Please print every record below exactly as it appears.

● ● ● ● ● ● ●

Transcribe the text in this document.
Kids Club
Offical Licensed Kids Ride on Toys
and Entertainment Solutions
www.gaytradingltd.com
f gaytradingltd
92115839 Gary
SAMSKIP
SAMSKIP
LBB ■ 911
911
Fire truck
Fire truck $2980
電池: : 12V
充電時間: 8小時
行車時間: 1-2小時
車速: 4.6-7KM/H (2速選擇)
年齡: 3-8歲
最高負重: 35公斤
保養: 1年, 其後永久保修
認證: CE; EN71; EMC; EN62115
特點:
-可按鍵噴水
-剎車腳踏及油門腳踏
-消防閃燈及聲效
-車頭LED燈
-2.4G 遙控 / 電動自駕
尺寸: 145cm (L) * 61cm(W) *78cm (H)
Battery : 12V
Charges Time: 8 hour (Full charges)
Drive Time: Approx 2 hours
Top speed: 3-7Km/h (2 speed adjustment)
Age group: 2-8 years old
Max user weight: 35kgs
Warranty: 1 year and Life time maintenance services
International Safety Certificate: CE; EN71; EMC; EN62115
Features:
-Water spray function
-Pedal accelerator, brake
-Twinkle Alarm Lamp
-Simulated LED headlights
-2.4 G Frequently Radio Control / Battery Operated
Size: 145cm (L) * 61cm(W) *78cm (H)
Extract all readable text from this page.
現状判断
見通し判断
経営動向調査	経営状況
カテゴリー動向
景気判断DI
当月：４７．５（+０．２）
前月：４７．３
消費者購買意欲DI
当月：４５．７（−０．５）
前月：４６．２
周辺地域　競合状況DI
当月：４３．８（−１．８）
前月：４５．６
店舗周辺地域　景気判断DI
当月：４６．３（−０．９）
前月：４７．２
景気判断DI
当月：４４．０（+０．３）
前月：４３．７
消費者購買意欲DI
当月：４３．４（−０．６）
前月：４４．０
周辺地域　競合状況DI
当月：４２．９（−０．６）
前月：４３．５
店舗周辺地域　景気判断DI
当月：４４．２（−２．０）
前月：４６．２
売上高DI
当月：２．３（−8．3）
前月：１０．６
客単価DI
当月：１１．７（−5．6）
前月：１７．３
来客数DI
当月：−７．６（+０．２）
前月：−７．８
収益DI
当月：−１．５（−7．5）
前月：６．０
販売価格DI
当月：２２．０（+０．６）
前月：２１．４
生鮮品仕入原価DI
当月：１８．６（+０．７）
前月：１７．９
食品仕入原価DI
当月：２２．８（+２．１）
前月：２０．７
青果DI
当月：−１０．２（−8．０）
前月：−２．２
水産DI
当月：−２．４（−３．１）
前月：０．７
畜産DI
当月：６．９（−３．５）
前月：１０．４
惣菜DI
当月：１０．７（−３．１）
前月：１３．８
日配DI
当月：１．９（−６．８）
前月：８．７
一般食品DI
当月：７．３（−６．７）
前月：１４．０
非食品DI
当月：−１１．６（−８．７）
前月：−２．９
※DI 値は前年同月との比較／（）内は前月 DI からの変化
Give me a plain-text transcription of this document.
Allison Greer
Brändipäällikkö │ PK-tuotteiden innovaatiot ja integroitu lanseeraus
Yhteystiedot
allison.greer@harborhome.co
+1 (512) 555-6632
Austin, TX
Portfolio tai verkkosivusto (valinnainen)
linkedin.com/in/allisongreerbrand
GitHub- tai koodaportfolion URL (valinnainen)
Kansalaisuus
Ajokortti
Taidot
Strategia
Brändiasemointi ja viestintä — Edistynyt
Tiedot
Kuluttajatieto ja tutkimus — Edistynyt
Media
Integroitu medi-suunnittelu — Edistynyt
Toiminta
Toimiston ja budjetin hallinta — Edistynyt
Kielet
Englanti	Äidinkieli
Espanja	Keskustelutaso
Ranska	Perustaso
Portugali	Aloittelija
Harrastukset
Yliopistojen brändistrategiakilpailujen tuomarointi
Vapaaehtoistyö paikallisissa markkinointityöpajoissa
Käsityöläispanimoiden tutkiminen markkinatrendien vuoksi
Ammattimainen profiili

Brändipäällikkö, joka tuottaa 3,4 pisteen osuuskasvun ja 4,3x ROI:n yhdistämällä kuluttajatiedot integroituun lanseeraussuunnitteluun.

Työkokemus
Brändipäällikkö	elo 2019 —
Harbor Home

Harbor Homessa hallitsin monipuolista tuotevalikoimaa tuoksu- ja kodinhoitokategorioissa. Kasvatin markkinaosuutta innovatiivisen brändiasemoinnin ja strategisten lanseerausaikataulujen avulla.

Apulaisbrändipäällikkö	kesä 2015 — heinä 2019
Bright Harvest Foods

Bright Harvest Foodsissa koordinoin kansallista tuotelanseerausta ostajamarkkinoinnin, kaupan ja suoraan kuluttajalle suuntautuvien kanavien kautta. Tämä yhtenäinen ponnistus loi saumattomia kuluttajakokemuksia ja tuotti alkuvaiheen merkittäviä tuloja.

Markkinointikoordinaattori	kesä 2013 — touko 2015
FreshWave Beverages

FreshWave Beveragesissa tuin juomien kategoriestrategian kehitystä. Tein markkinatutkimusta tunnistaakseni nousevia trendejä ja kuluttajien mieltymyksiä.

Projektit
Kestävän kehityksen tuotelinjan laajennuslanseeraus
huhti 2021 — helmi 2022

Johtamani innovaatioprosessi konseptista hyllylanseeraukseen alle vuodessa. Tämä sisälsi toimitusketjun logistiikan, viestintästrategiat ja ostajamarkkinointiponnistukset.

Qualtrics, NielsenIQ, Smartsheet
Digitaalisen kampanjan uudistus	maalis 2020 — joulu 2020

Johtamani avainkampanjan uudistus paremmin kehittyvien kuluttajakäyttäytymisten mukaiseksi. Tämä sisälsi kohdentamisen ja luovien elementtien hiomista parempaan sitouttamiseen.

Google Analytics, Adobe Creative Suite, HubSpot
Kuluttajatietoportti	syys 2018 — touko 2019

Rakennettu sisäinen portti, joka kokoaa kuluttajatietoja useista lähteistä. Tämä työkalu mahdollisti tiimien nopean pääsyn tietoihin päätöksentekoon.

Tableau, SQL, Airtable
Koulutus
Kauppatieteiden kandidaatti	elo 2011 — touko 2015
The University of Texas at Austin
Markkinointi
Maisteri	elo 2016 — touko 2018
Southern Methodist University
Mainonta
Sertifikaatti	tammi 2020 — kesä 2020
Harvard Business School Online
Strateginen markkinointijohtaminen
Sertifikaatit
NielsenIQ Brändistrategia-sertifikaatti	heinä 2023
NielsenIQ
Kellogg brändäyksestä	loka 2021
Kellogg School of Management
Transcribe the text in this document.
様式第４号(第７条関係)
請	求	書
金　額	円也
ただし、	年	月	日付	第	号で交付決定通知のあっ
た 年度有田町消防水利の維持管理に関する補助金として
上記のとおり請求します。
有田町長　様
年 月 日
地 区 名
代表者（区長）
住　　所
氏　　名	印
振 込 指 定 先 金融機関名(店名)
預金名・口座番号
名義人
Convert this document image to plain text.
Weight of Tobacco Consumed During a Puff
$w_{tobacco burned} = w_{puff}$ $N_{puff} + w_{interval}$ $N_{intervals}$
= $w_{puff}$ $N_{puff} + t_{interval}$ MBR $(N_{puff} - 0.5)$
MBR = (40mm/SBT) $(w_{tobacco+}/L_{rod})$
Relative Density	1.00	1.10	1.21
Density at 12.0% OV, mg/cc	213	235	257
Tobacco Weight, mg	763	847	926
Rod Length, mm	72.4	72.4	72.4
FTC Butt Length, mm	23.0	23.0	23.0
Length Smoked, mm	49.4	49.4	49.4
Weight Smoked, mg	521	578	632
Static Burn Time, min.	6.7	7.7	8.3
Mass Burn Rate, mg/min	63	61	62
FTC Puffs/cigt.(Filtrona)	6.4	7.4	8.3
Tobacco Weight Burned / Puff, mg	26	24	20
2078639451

● ● ● ● ● ● ●

* _SOLUTION_
Transcribe the text in this document.
Kids Club
Offical Licensed Kids Ride on Toys
and Entertainment Solutions
www.gaytradingltd.com
f gaytradingltd
92115839 Gary
SAMSKIP
SAMSKIP
LBB ■ 911
911
Fire truck
Fire truck $2980
電池: : 12V
充電時間: 8小時
行車時間: 1-2小時
車速: 4.6-7KM/H (2速選擇)
年齡: 3-8歲
最高負重: 35公斤
保養: 1年, 其後永久保修
認證: CE; EN71; EMC; EN62115
特點:
-可按鍵噴水
-剎車腳踏及油門腳踏
-消防閃燈及聲效
-車頭LED燈
-2.4G 遙控 / 電動自駕
尺寸: 145cm (L) * 61cm(W) *78cm (H)
Battery : 12V
Charges Time: 8 hour (Full charges)
Drive Time: Approx 2 hours
Top speed: 3-7Km/h (2 speed adjustment)
Age group: 2-8 years old
Max user weight: 35kgs
Warranty: 1 year and Life time maintenance services
International Safety Certificate: CE; EN71; EMC; EN62115
Features:
-Water spray function
-Pedal accelerator, brake
-Twinkle Alarm Lamp
-Simulated LED headlights
-2.4 G Frequently Radio Control / Battery Operated
Size: 145cm (L) * 61cm(W) *78cm (H)
Extract all readable text from this page.
現状判断
見通し判断
経営動向調査	経営状況
カテゴリー動向
景気判断DI
当月：４７．５（+０．２）
前月：４７．３
消費者購買意欲DI
当月：４５．７（−０．５）
前月：４６．２
周辺地域　競合状況DI
当月：４３．８（−１．８）
前月：４５．６
店舗周辺地域　景気判断DI
当月：４６．３（−０．９）
前月：４７．２
景気判断DI
当月：４４．０（+０．３）
前月：４３．７
消費者購買意欲DI
当月：４３．４（−０．６）
前月：４４．０
周辺地域　競合状況DI
当月：４２．９（−０．６）
前月：４３．５
店舗周辺地域　景気判断DI
当月：４４．２（−２．０）
前月：４６．２
売上高DI
当月：２．３（−8．3）
前月：１０．６
客単価DI
当月：１１．７（−5．6）
前月：１７．３
来客数DI
当月：−７．６（+０．２）
前月：−７．８
収益DI
当月：−１．５（−7．5）
前月：６．０
販売価格DI
当月：２２．０（+０．６）
前月：２１．４
生鮮品仕入原価DI
当月：１８．６（+０．７）
前月：１７．９
食品仕入原価DI
当月：２２．８（+２．１）
前月：２０．７
青果DI
当月：−１０．２（−8．０）
前月：−２．２
水産DI
当月：−２．４（−３．１）
前月：０．７
畜産DI
当月：６．９（−３．５）
前月：１０．４
惣菜DI
当月：１０．７（−３．１）
前月：１３．８
日配DI
当月：１．９（−６．８）
前月：８．７
一般食品DI
当月：７．３（−６．７）
前月：１４．０
非食品DI
当月：−１１．６（−８．７）
前月：−２．９
※DI 値は前年同月との比較／（）内は前月 DI からの変化
Give me a plain-text transcription of this document.
Allison Greer
Brändipäällikkö │ PK-tuotteiden innovaatiot ja integroitu lanseeraus
Yhteystiedot
allison.greer@harborhome.co
+1 (512) 555-6632
Austin, TX
Portfolio tai verkkosivusto (valinnainen)
linkedin.com/in/allisongreerbrand
GitHub- tai koodaportfolion URL (valinnainen)
Kansalaisuus
Ajokortti
Taidot
Strategia
Brändiasemointi ja viestintä — Edistynyt
Tiedot
Kuluttajatieto ja tutkimus — Edistynyt
Media
Integroitu medi-suunnittelu — Edistynyt
Toiminta
Toimiston ja budjetin hallinta — Edistynyt
Kielet
Englanti	Äidinkieli
Espanja	Keskustelutaso
Ranska	Perustaso
Portugali	Aloittelija
Harrastukset
Yliopistojen brändistrategiakilpailujen tuomarointi
Vapaaehtoistyö paikallisissa markkinointityöpajoissa
Käsityöläispanimoiden tutkiminen markkinatrendien vuoksi
Ammattimainen profiili

Brändipäällikkö, joka tuottaa 3,4 pisteen osuuskasvun ja 4,3x ROI:n yhdistämällä kuluttajatiedot integroituun lanseeraussuunnitteluun.

Työkokemus
Brändipäällikkö	elo 2019 —
Harbor Home

Harbor Homessa hallitsin monipuolista tuotevalikoimaa tuoksu- ja kodinhoitokategorioissa. Kasvatin markkinaosuutta innovatiivisen brändiasemoinnin ja strategisten lanseerausaikataulujen avulla.

Apulaisbrändipäällikkö	kesä 2015 — heinä 2019
Bright Harvest Foods

Bright Harvest Foodsissa koordinoin kansallista tuotelanseerausta ostajamarkkinoinnin, kaupan ja suoraan kuluttajalle suuntautuvien kanavien kautta. Tämä yhtenäinen ponnistus loi saumattomia kuluttajakokemuksia ja tuotti alkuvaiheen merkittäviä tuloja.

Markkinointikoordinaattori	kesä 2013 — touko 2015
FreshWave Beverages

FreshWave Beveragesissa tuin juomien kategoriestrategian kehitystä. Tein markkinatutkimusta tunnistaakseni nousevia trendejä ja kuluttajien mieltymyksiä.

Projektit
Kestävän kehityksen tuotelinjan laajennuslanseeraus
huhti 2021 — helmi 2022

Johtamani innovaatioprosessi konseptista hyllylanseeraukseen alle vuodessa. Tämä sisälsi toimitusketjun logistiikan, viestintästrategiat ja ostajamarkkinointiponnistukset.

Qualtrics, NielsenIQ, Smartsheet
Digitaalisen kampanjan uudistus	maalis 2020 — joulu 2020

Johtamani avainkampanjan uudistus paremmin kehittyvien kuluttajakäyttäytymisten mukaiseksi. Tämä sisälsi kohdentamisen ja luovien elementtien hiomista parempaan sitouttamiseen.

Google Analytics, Adobe Creative Suite, HubSpot
Kuluttajatietoportti	syys 2018 — touko 2019

Rakennettu sisäinen portti, joka kokoaa kuluttajatietoja useista lähteistä. Tämä työkalu mahdollisti tiimien nopean pääsyn tietoihin päätöksentekoon.

Tableau, SQL, Airtable
Koulutus
Kauppatieteiden kandidaatti	elo 2011 — touko 2015
The University of Texas at Austin
Markkinointi
Maisteri	elo 2016 — touko 2018
Southern Methodist University
Mainonta
Sertifikaatti	tammi 2020 — kesä 2020
Harvard Business School Online
Strateginen markkinointijohtaminen
Sertifikaatit
NielsenIQ Brändistrategia-sertifikaatti	heinä 2023
NielsenIQ
Kellogg brändäyksestä	loka 2021
Kellogg School of Management
Transcribe the text in this document.
様式第４号(第７条関係)
請	求	書
金　額	円也
ただし、	年	月	日付	第	号で交付決定通知のあっ
た 年度有田町消防水利の維持管理に関する補助金として
上記のとおり請求します。
有田町長　様
年 月 日
地 区 名
代表者（区長）
住　　所
氏　　名	印
振 込 指 定 先 金融機関名(店名)
預金名・口座番号
名義人
Convert this document image to plain text.
Weight of Tobacco Consumed During a Puff
$w_{tobacco burned} = w_{puff}$ $N_{puff} + w_{interval}$ $N_{intervals}$
= $w_{puff}$ $N_{puff} + t_{interval}$ MBR $(N_{puff} - 0.5)$
MBR = (40mm/SBT) $(w_{tobacco+}/L_{rod})$
Relative Density	1.00	1.10	1.21
Density at 12.0% OV, mg/cc	213	235	257
Tobacco Weight, mg	763	847	926
Rod Length, mm	72.4	72.4	72.4
FTC Butt Length, mm	23.0	23.0	23.0
Length Smoked, mm	49.4	49.4	49.4
Weight Smoked, mg	521	578	632
Static Burn Time, min.	6.7	7.7	8.3
Mass Burn Rate, mg/min	63	61	62
FTC Puffs/cigt.(Filtrona)	6.4	7.4	8.3
Tobacco Weight Burned / Puff, mg	26	24	20
2078639451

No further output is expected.